— Task instructions —
Some lines in the records below may hold the word "JSON"; give the number of those lines and nothing else.

(Excerpt from a dataset)
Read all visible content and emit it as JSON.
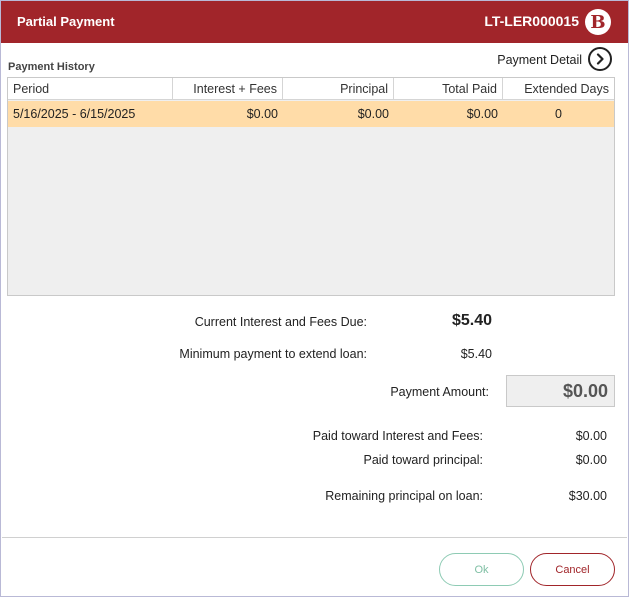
{
  "dialog": {
    "title": "Partial Payment",
    "loan_id": "LT-LER000015",
    "logo_letter": "B"
  },
  "history": {
    "label": "Payment History",
    "detail_link": "Payment Detail",
    "columns": [
      "Period",
      "Interest + Fees",
      "Principal",
      "Total Paid",
      "Extended Days"
    ],
    "rows": [
      {
        "period": "5/16/2025 - 6/15/2025",
        "interest_fees": "$0.00",
        "principal": "$0.00",
        "total_paid": "$0.00",
        "extended_days": "0"
      }
    ]
  },
  "summary": {
    "current_due_label": "Current Interest and Fees Due:",
    "current_due_value": "$5.40",
    "min_payment_label": "Minimum payment to extend loan:",
    "min_payment_value": "$5.40",
    "payment_amount_label": "Payment Amount:",
    "payment_amount_value": "$0.00",
    "paid_interest_label": "Paid toward Interest and Fees:",
    "paid_interest_value": "$0.00",
    "paid_principal_label": "Paid toward principal:",
    "paid_principal_value": "$0.00",
    "remaining_label": "Remaining principal on loan:",
    "remaining_value": "$30.00"
  },
  "buttons": {
    "ok": "Ok",
    "cancel": "Cancel"
  },
  "colors": {
    "brand": "#a1252a",
    "selected_row": "#ffdca8",
    "ok_border": "#8ecbb4"
  }
}
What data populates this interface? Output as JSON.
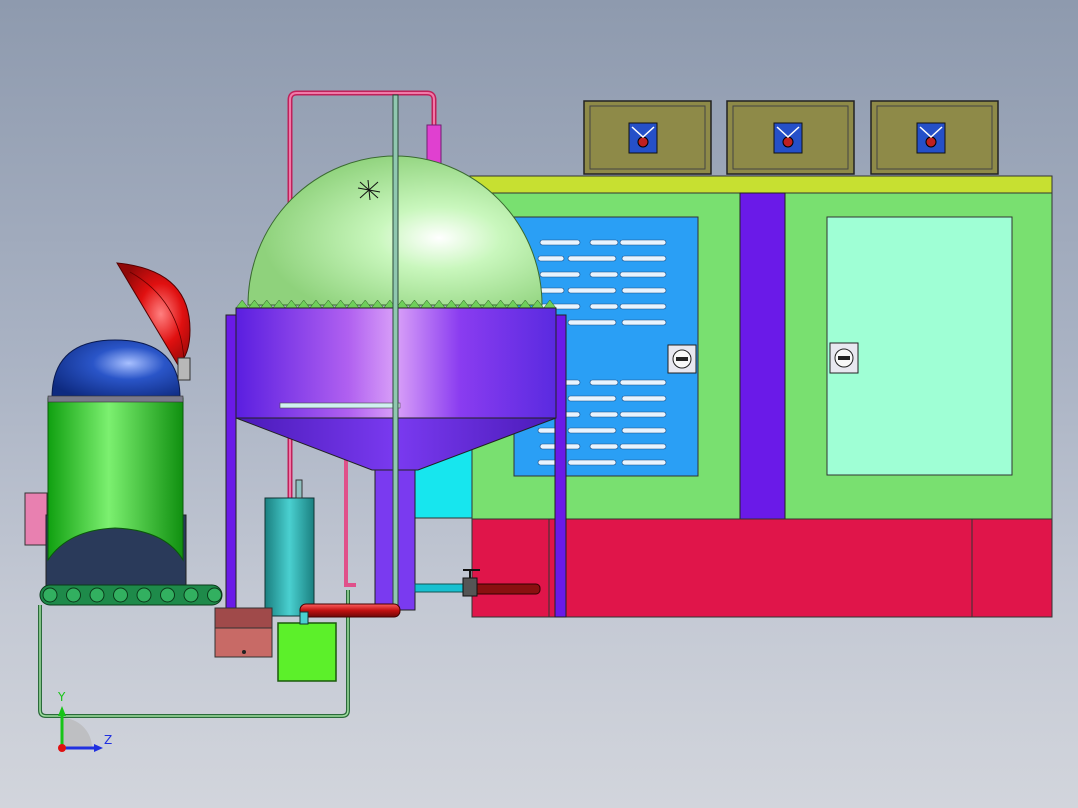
{
  "view": {
    "background_top": "#8e9aae",
    "background_bottom": "#d2d5dc"
  },
  "triad": {
    "y_label": "Y",
    "z_label": "Z",
    "y_color": "#17c417",
    "z_color": "#2030e0",
    "x_color": "#e01010"
  },
  "palette": {
    "cabinet_green": "#79e070",
    "cabinet_base_red": "#e0154a",
    "top_strip": "#c7e031",
    "panel_blue": "#2a9ff5",
    "panel_mint": "#9fffd5",
    "divider_purple": "#6a1ae8",
    "motor_box": "#8e8a48",
    "motor_icon": "#2550c8",
    "tank_purple": "#6f3cf0",
    "dome_green": "#b8f0a8",
    "hopper_green": "#22d018",
    "hopper_dome": "#1a3fb0",
    "lid_red": "#e01010",
    "conveyor": "#1e8a4a",
    "cylinder_teal": "#2aa8a8",
    "pump_green": "#5cf02a",
    "pipe_red": "#c01818",
    "pipe_pink": "#e0508a",
    "cyan_block": "#17e6ee"
  }
}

— Solution to this exercise —
2